**DATA FOR THE TASK**
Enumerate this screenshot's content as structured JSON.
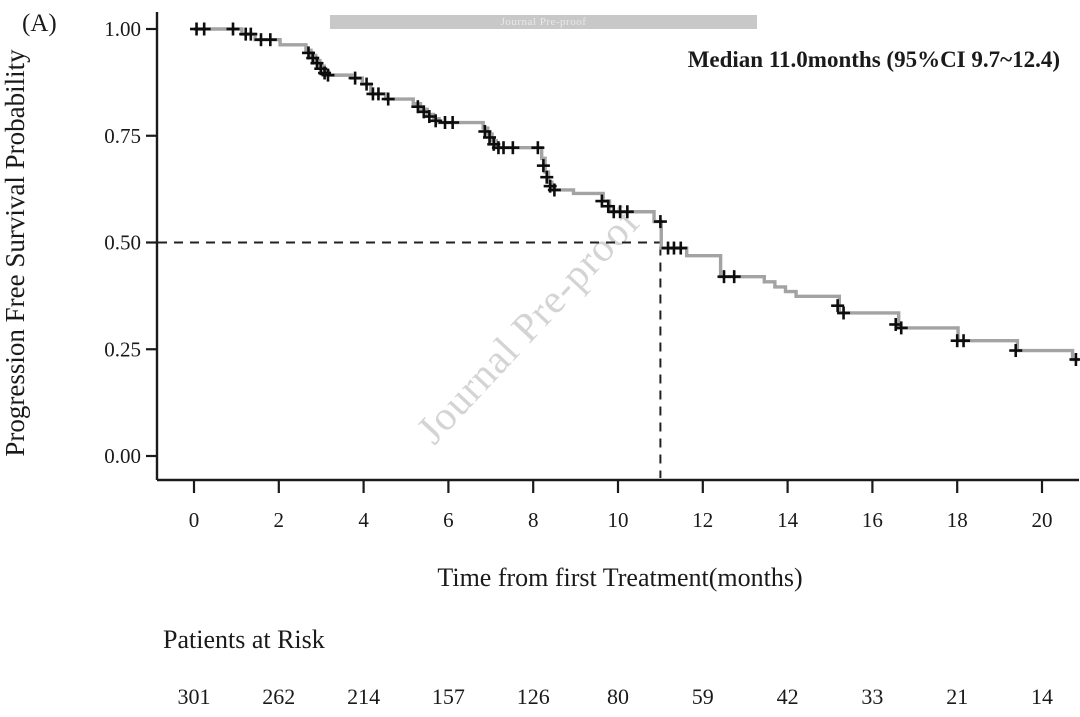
{
  "panel_label": "(A)",
  "annotation": {
    "median_text": "Median 11.0months (95%CI 9.7~12.4)"
  },
  "watermark": {
    "bar_text": "Journal Pre-proof",
    "diagonal_text": "Journal Pre-proof"
  },
  "risk_table": {
    "title": "Patients at Risk"
  },
  "colors": {
    "curve": "#a3a3a3",
    "censor": "#0d0d0d",
    "axis": "#1a1a1a",
    "dashed": "#222222",
    "watermark_bar": "#c8c8c8",
    "watermark_text": "#d4d4d4"
  },
  "chart_data": {
    "type": "line",
    "subtype": "kaplan-meier-step",
    "title": "",
    "xlabel": "Time from first Treatment(months)",
    "ylabel": "Progression Free Survival Probability",
    "xlim": [
      0,
      21
    ],
    "ylim": [
      0,
      1
    ],
    "grid": false,
    "legend": "none",
    "x_ticks": [
      0,
      2,
      4,
      6,
      8,
      10,
      12,
      14,
      16,
      18,
      20
    ],
    "y_ticks": [
      0.0,
      0.25,
      0.5,
      0.75,
      1.0
    ],
    "y_tick_labels": [
      "0.00",
      "0.25",
      "0.50",
      "0.75",
      "1.00"
    ],
    "median": {
      "time": 11.0,
      "survival": 0.5,
      "ci_low": 9.7,
      "ci_high": 12.4
    },
    "series": [
      {
        "name": "Progression Free Survival",
        "color": "#a3a3a3",
        "end_time": 20.9,
        "steps": [
          [
            0,
            1.0
          ],
          [
            1.13,
            0.988
          ],
          [
            1.44,
            0.975
          ],
          [
            2.03,
            0.963
          ],
          [
            2.64,
            0.95
          ],
          [
            2.76,
            0.938
          ],
          [
            2.87,
            0.926
          ],
          [
            2.97,
            0.913
          ],
          [
            3.07,
            0.901
          ],
          [
            3.17,
            0.892
          ],
          [
            3.72,
            0.885
          ],
          [
            3.97,
            0.871
          ],
          [
            4.17,
            0.848
          ],
          [
            4.52,
            0.836
          ],
          [
            5.17,
            0.825
          ],
          [
            5.34,
            0.812
          ],
          [
            5.5,
            0.8
          ],
          [
            5.65,
            0.79
          ],
          [
            5.78,
            0.781
          ],
          [
            6.82,
            0.768
          ],
          [
            6.93,
            0.754
          ],
          [
            7.03,
            0.738
          ],
          [
            7.13,
            0.722
          ],
          [
            8.2,
            0.697
          ],
          [
            8.28,
            0.665
          ],
          [
            8.36,
            0.641
          ],
          [
            8.44,
            0.623
          ],
          [
            8.95,
            0.615
          ],
          [
            9.65,
            0.597
          ],
          [
            9.8,
            0.572
          ],
          [
            10.85,
            0.549
          ],
          [
            11.02,
            0.487
          ],
          [
            11.62,
            0.469
          ],
          [
            12.42,
            0.42
          ],
          [
            13.45,
            0.408
          ],
          [
            13.7,
            0.396
          ],
          [
            13.95,
            0.385
          ],
          [
            14.2,
            0.374
          ],
          [
            15.22,
            0.335
          ],
          [
            16.62,
            0.3
          ],
          [
            18.02,
            0.27
          ],
          [
            19.42,
            0.247
          ],
          [
            20.72,
            0.226
          ]
        ]
      }
    ],
    "censor_marks": [
      [
        0.06,
        1.0
      ],
      [
        0.24,
        1.0
      ],
      [
        0.92,
        1.0
      ],
      [
        1.22,
        0.988
      ],
      [
        1.34,
        0.988
      ],
      [
        1.58,
        0.975
      ],
      [
        1.8,
        0.975
      ],
      [
        2.7,
        0.944
      ],
      [
        2.8,
        0.932
      ],
      [
        2.9,
        0.92
      ],
      [
        2.99,
        0.907
      ],
      [
        3.08,
        0.897
      ],
      [
        3.16,
        0.892
      ],
      [
        3.8,
        0.885
      ],
      [
        4.07,
        0.871
      ],
      [
        4.22,
        0.848
      ],
      [
        4.35,
        0.848
      ],
      [
        4.58,
        0.836
      ],
      [
        5.28,
        0.818
      ],
      [
        5.42,
        0.806
      ],
      [
        5.55,
        0.795
      ],
      [
        5.7,
        0.785
      ],
      [
        5.92,
        0.781
      ],
      [
        6.1,
        0.781
      ],
      [
        6.86,
        0.76
      ],
      [
        6.97,
        0.746
      ],
      [
        7.07,
        0.73
      ],
      [
        7.18,
        0.722
      ],
      [
        7.3,
        0.722
      ],
      [
        7.52,
        0.722
      ],
      [
        8.11,
        0.722
      ],
      [
        8.24,
        0.68
      ],
      [
        8.32,
        0.653
      ],
      [
        8.4,
        0.632
      ],
      [
        8.5,
        0.623
      ],
      [
        9.62,
        0.597
      ],
      [
        9.77,
        0.585
      ],
      [
        9.9,
        0.572
      ],
      [
        10.05,
        0.572
      ],
      [
        10.22,
        0.572
      ],
      [
        11.0,
        0.549
      ],
      [
        11.18,
        0.487
      ],
      [
        11.32,
        0.487
      ],
      [
        11.48,
        0.487
      ],
      [
        12.5,
        0.42
      ],
      [
        12.74,
        0.42
      ],
      [
        15.18,
        0.352
      ],
      [
        15.32,
        0.335
      ],
      [
        16.55,
        0.308
      ],
      [
        16.68,
        0.3
      ],
      [
        18.0,
        0.27
      ],
      [
        18.15,
        0.27
      ],
      [
        19.38,
        0.247
      ],
      [
        20.8,
        0.226
      ]
    ],
    "patients_at_risk": {
      "times": [
        0,
        2,
        4,
        6,
        8,
        10,
        12,
        14,
        16,
        18,
        20
      ],
      "counts": [
        301,
        262,
        214,
        157,
        126,
        80,
        59,
        42,
        33,
        21,
        14
      ]
    }
  }
}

**WHAT TO WORK ON**
The entire listing above, word for word and without pictures, is what should be output.

**EXERCISE ANSWER**
Enumerate this screenshot's content as structured JSON.
{
  "panel_label": "(A)",
  "annotation": {
    "median_text": "Median 11.0months (95%CI 9.7~12.4)"
  },
  "watermark": {
    "bar_text": "Journal Pre-proof",
    "diagonal_text": "Journal Pre-proof"
  },
  "risk_table": {
    "title": "Patients at Risk"
  },
  "colors": {
    "curve": "#a3a3a3",
    "censor": "#0d0d0d",
    "axis": "#1a1a1a",
    "dashed": "#222222",
    "watermark_bar": "#c8c8c8",
    "watermark_text": "#d4d4d4"
  },
  "chart_data": {
    "type": "line",
    "subtype": "kaplan-meier-step",
    "title": "",
    "xlabel": "Time from first Treatment(months)",
    "ylabel": "Progression Free Survival Probability",
    "xlim": [
      0,
      21
    ],
    "ylim": [
      0,
      1
    ],
    "grid": false,
    "legend": "none",
    "x_ticks": [
      0,
      2,
      4,
      6,
      8,
      10,
      12,
      14,
      16,
      18,
      20
    ],
    "y_ticks": [
      0.0,
      0.25,
      0.5,
      0.75,
      1.0
    ],
    "y_tick_labels": [
      "0.00",
      "0.25",
      "0.50",
      "0.75",
      "1.00"
    ],
    "median": {
      "time": 11.0,
      "survival": 0.5,
      "ci_low": 9.7,
      "ci_high": 12.4
    },
    "series": [
      {
        "name": "Progression Free Survival",
        "color": "#a3a3a3",
        "end_time": 20.9,
        "steps": [
          [
            0,
            1.0
          ],
          [
            1.13,
            0.988
          ],
          [
            1.44,
            0.975
          ],
          [
            2.03,
            0.963
          ],
          [
            2.64,
            0.95
          ],
          [
            2.76,
            0.938
          ],
          [
            2.87,
            0.926
          ],
          [
            2.97,
            0.913
          ],
          [
            3.07,
            0.901
          ],
          [
            3.17,
            0.892
          ],
          [
            3.72,
            0.885
          ],
          [
            3.97,
            0.871
          ],
          [
            4.17,
            0.848
          ],
          [
            4.52,
            0.836
          ],
          [
            5.17,
            0.825
          ],
          [
            5.34,
            0.812
          ],
          [
            5.5,
            0.8
          ],
          [
            5.65,
            0.79
          ],
          [
            5.78,
            0.781
          ],
          [
            6.82,
            0.768
          ],
          [
            6.93,
            0.754
          ],
          [
            7.03,
            0.738
          ],
          [
            7.13,
            0.722
          ],
          [
            8.2,
            0.697
          ],
          [
            8.28,
            0.665
          ],
          [
            8.36,
            0.641
          ],
          [
            8.44,
            0.623
          ],
          [
            8.95,
            0.615
          ],
          [
            9.65,
            0.597
          ],
          [
            9.8,
            0.572
          ],
          [
            10.85,
            0.549
          ],
          [
            11.02,
            0.487
          ],
          [
            11.62,
            0.469
          ],
          [
            12.42,
            0.42
          ],
          [
            13.45,
            0.408
          ],
          [
            13.7,
            0.396
          ],
          [
            13.95,
            0.385
          ],
          [
            14.2,
            0.374
          ],
          [
            15.22,
            0.335
          ],
          [
            16.62,
            0.3
          ],
          [
            18.02,
            0.27
          ],
          [
            19.42,
            0.247
          ],
          [
            20.72,
            0.226
          ]
        ]
      }
    ],
    "censor_marks": [
      [
        0.06,
        1.0
      ],
      [
        0.24,
        1.0
      ],
      [
        0.92,
        1.0
      ],
      [
        1.22,
        0.988
      ],
      [
        1.34,
        0.988
      ],
      [
        1.58,
        0.975
      ],
      [
        1.8,
        0.975
      ],
      [
        2.7,
        0.944
      ],
      [
        2.8,
        0.932
      ],
      [
        2.9,
        0.92
      ],
      [
        2.99,
        0.907
      ],
      [
        3.08,
        0.897
      ],
      [
        3.16,
        0.892
      ],
      [
        3.8,
        0.885
      ],
      [
        4.07,
        0.871
      ],
      [
        4.22,
        0.848
      ],
      [
        4.35,
        0.848
      ],
      [
        4.58,
        0.836
      ],
      [
        5.28,
        0.818
      ],
      [
        5.42,
        0.806
      ],
      [
        5.55,
        0.795
      ],
      [
        5.7,
        0.785
      ],
      [
        5.92,
        0.781
      ],
      [
        6.1,
        0.781
      ],
      [
        6.86,
        0.76
      ],
      [
        6.97,
        0.746
      ],
      [
        7.07,
        0.73
      ],
      [
        7.18,
        0.722
      ],
      [
        7.3,
        0.722
      ],
      [
        7.52,
        0.722
      ],
      [
        8.11,
        0.722
      ],
      [
        8.24,
        0.68
      ],
      [
        8.32,
        0.653
      ],
      [
        8.4,
        0.632
      ],
      [
        8.5,
        0.623
      ],
      [
        9.62,
        0.597
      ],
      [
        9.77,
        0.585
      ],
      [
        9.9,
        0.572
      ],
      [
        10.05,
        0.572
      ],
      [
        10.22,
        0.572
      ],
      [
        11.0,
        0.549
      ],
      [
        11.18,
        0.487
      ],
      [
        11.32,
        0.487
      ],
      [
        11.48,
        0.487
      ],
      [
        12.5,
        0.42
      ],
      [
        12.74,
        0.42
      ],
      [
        15.18,
        0.352
      ],
      [
        15.32,
        0.335
      ],
      [
        16.55,
        0.308
      ],
      [
        16.68,
        0.3
      ],
      [
        18.0,
        0.27
      ],
      [
        18.15,
        0.27
      ],
      [
        19.38,
        0.247
      ],
      [
        20.8,
        0.226
      ]
    ],
    "patients_at_risk": {
      "times": [
        0,
        2,
        4,
        6,
        8,
        10,
        12,
        14,
        16,
        18,
        20
      ],
      "counts": [
        301,
        262,
        214,
        157,
        126,
        80,
        59,
        42,
        33,
        21,
        14
      ]
    }
  }
}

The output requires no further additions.